## Work required
In the material below, find every line with "变阻器右段连入电路中的电阻变小" and pull it out.

## Records to use
::::::

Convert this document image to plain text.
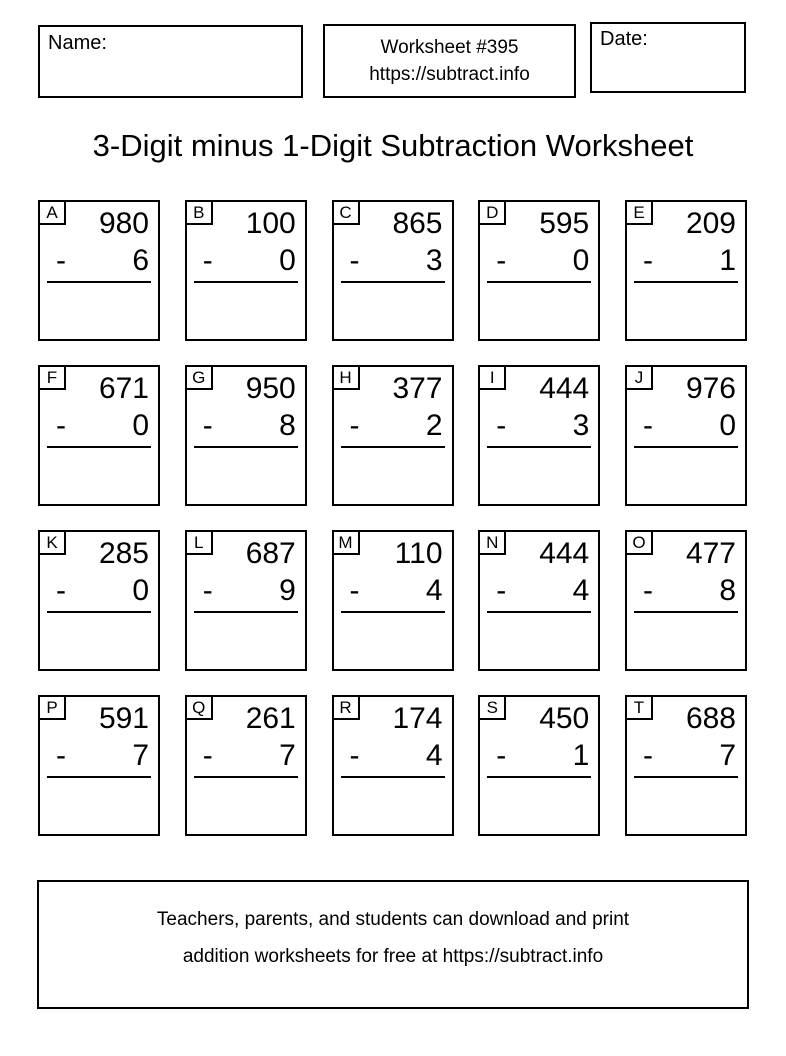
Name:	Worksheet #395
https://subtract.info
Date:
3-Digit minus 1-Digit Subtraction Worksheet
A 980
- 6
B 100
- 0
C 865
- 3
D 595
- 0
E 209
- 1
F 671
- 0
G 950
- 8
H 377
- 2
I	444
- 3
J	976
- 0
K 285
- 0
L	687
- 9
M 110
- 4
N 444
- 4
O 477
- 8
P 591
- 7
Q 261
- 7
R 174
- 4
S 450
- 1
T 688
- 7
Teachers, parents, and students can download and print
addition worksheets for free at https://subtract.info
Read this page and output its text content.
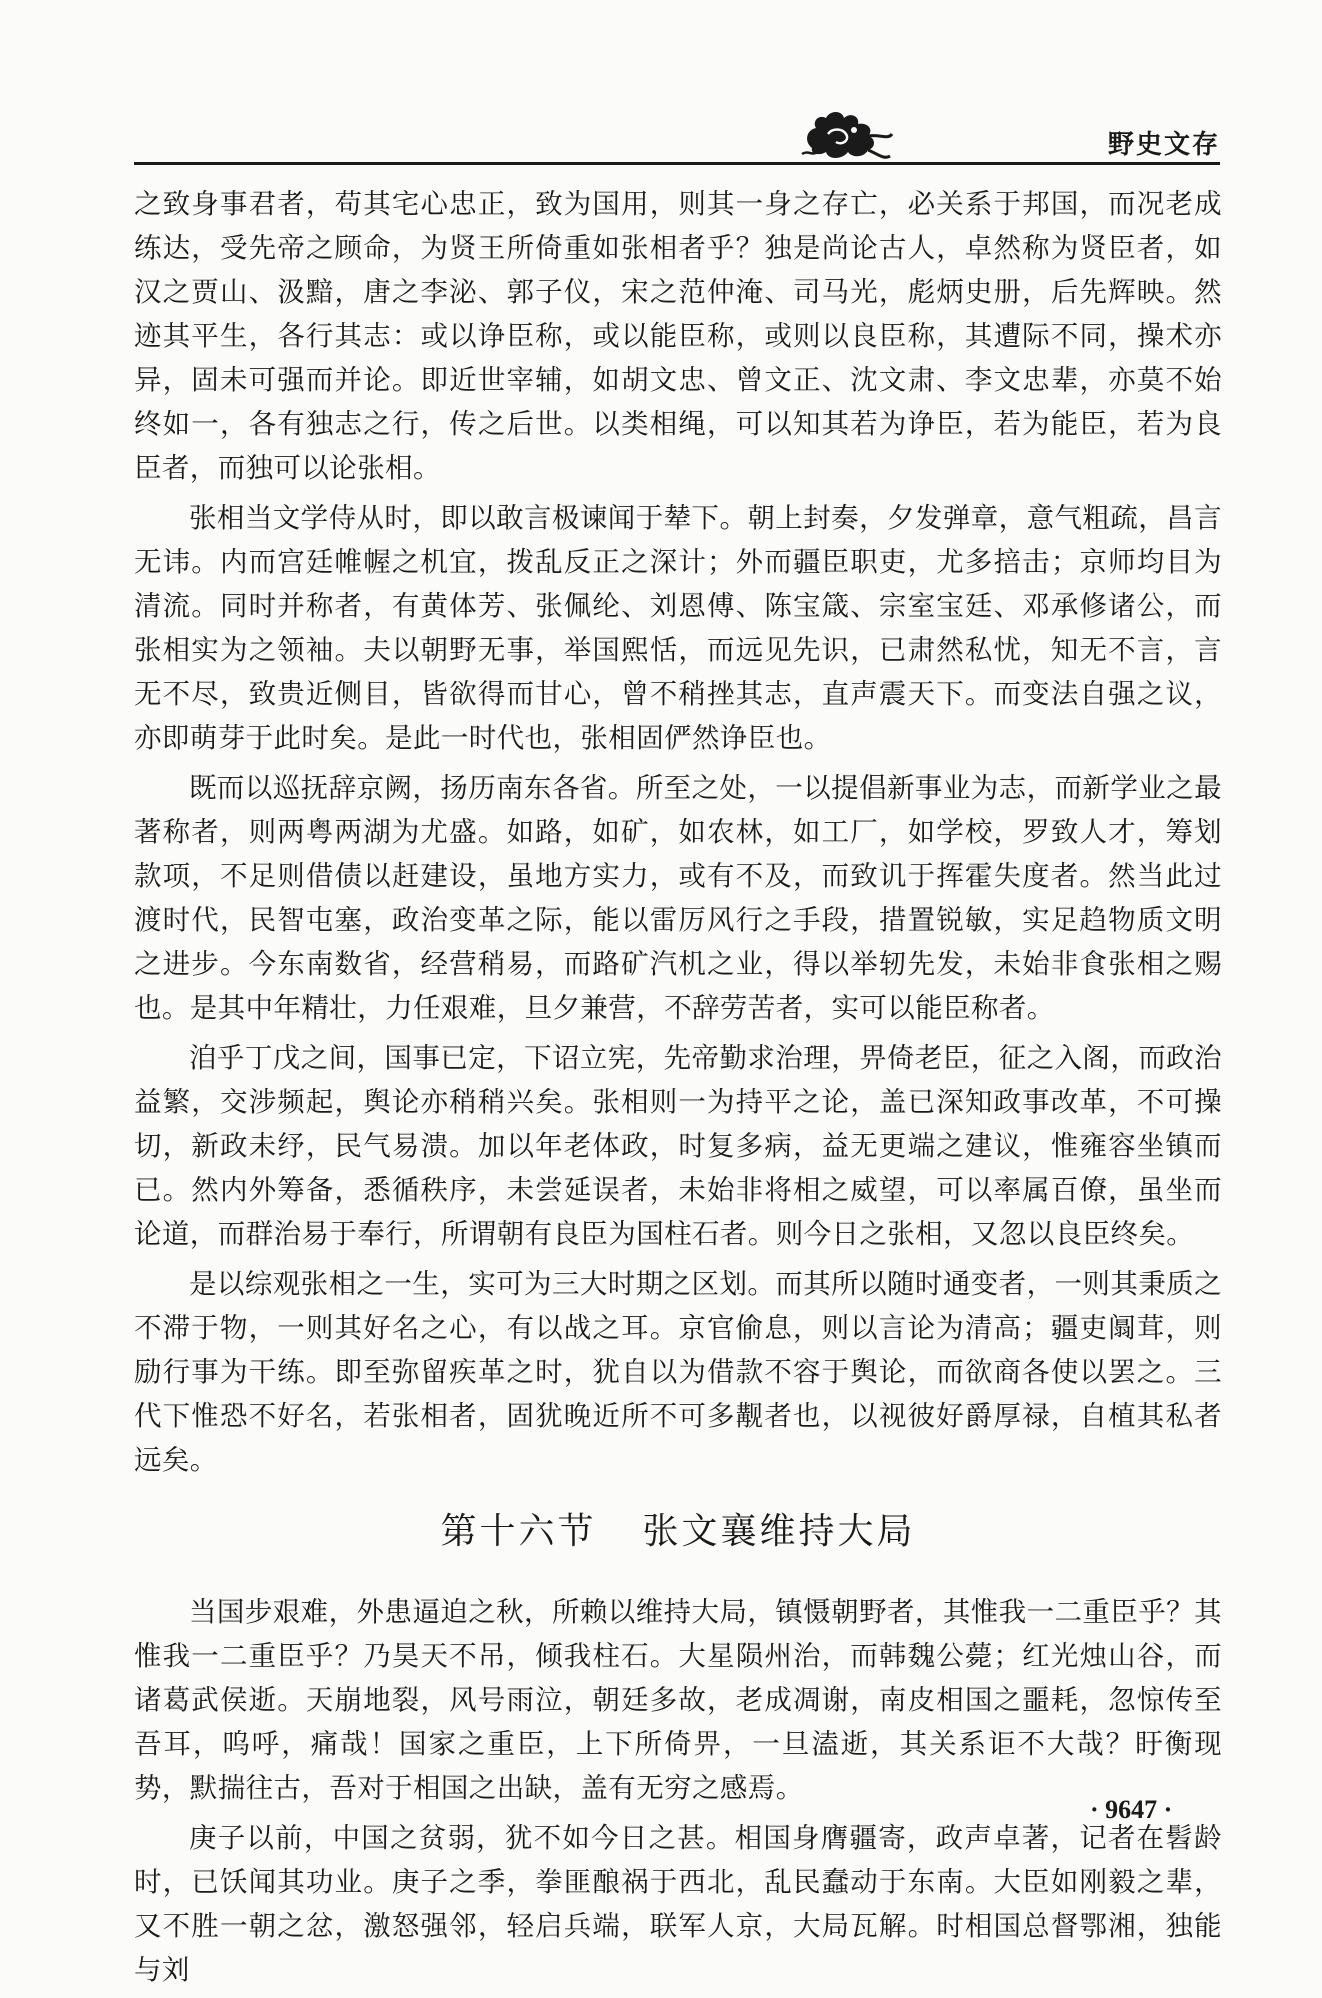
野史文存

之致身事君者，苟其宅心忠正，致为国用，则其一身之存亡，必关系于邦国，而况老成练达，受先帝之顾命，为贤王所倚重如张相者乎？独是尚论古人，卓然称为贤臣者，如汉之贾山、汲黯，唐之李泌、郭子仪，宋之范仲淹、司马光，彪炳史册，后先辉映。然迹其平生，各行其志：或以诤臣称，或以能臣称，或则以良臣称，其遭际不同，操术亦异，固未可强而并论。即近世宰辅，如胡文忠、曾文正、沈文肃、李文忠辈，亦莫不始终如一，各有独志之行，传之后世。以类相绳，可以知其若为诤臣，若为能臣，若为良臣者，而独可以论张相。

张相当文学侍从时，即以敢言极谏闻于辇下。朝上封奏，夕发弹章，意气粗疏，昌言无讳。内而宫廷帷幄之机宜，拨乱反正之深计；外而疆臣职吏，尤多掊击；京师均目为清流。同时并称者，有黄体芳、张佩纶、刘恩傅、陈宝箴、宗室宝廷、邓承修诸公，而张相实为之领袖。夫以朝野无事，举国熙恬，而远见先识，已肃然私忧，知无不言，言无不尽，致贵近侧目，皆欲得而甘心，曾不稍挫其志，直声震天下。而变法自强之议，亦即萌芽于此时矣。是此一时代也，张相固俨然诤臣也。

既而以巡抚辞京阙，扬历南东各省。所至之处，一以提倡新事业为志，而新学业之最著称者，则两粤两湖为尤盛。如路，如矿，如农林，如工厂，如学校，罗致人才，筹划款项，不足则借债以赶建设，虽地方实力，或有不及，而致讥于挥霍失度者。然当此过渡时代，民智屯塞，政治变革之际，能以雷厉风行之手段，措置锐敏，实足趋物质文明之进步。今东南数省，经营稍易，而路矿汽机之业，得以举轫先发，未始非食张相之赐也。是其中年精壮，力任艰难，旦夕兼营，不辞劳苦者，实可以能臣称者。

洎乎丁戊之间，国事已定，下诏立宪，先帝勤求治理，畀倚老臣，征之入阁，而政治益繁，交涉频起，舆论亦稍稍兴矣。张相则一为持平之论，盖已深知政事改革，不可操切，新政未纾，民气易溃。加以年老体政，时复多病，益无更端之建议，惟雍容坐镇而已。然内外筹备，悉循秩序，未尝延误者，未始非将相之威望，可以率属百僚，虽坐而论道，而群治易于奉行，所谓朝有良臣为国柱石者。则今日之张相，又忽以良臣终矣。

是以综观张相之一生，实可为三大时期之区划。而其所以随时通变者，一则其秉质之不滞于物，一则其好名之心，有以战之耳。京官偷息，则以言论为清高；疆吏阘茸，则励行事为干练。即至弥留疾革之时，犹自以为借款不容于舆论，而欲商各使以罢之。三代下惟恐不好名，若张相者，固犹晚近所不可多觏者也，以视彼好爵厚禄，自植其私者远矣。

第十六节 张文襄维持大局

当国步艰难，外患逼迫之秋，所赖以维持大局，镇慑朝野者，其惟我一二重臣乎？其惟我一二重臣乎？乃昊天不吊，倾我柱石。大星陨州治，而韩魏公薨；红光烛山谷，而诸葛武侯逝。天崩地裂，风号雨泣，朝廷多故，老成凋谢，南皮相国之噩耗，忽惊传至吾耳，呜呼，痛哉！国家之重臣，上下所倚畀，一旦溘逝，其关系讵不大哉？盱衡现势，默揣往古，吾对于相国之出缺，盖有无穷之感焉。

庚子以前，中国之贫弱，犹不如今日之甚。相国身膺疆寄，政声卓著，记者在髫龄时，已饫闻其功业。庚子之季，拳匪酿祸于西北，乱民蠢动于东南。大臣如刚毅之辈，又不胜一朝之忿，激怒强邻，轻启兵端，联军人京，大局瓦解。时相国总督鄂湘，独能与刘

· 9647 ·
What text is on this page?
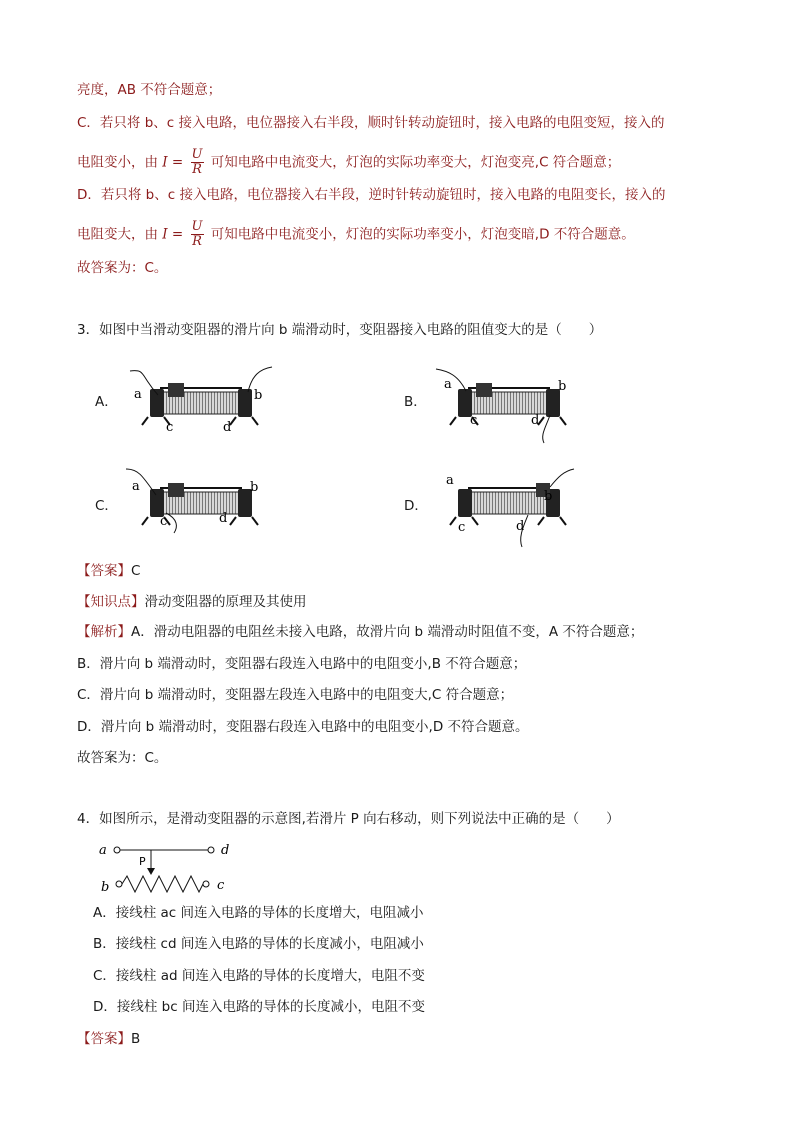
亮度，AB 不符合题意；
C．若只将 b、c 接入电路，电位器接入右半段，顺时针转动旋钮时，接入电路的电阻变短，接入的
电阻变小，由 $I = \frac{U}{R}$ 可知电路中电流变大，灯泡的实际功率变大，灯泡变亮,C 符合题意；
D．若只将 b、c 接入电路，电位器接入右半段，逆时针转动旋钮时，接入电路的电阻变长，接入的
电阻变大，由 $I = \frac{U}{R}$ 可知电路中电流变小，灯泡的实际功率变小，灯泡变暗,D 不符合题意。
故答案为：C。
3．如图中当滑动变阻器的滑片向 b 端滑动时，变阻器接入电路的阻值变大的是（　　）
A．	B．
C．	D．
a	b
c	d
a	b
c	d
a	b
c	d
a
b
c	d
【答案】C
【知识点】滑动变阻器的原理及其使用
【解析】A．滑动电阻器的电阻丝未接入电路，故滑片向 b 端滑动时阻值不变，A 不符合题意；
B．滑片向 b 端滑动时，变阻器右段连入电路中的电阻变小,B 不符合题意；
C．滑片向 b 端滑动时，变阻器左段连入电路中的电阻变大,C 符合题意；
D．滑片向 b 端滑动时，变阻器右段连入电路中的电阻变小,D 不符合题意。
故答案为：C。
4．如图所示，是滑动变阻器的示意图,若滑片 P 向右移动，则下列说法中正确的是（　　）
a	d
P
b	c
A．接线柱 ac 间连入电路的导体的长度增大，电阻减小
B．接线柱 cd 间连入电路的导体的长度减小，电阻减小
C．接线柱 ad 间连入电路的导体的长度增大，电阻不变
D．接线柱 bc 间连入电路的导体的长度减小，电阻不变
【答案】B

::::::

## Answer to this exercise
B．滑片向 b 端滑动时，变阻器右段连入电路中的电阻变小,B 不符合题意；
D．滑片向 b 端滑动时，变阻器右段连入电路中的电阻变小,D 不符合题意。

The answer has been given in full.